-- Records for this exercise start --

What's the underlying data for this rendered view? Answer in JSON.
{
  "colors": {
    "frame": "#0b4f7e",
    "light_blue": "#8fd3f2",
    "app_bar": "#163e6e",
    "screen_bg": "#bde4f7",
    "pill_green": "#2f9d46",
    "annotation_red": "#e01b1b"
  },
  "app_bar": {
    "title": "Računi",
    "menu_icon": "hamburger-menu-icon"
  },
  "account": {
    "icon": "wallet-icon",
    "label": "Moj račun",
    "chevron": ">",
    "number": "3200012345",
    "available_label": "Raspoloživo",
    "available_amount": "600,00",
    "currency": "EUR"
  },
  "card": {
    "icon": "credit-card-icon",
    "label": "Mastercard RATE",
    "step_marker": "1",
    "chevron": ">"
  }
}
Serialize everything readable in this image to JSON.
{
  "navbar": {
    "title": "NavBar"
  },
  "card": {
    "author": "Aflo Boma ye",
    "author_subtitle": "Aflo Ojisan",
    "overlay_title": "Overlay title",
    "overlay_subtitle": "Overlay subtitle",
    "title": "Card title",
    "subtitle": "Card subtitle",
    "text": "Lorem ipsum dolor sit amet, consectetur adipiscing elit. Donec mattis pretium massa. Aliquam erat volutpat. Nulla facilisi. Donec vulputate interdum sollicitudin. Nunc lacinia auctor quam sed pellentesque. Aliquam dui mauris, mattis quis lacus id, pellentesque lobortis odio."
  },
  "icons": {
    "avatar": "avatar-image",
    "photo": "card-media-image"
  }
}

-- Records for this exercise end --

- Task directions
Show the lines of the records that include the string "image".

- Solution to the problem
Serialize everything readable in this image to JSON.
    "avatar": "avatar-image",
    "photo": "card-media-image"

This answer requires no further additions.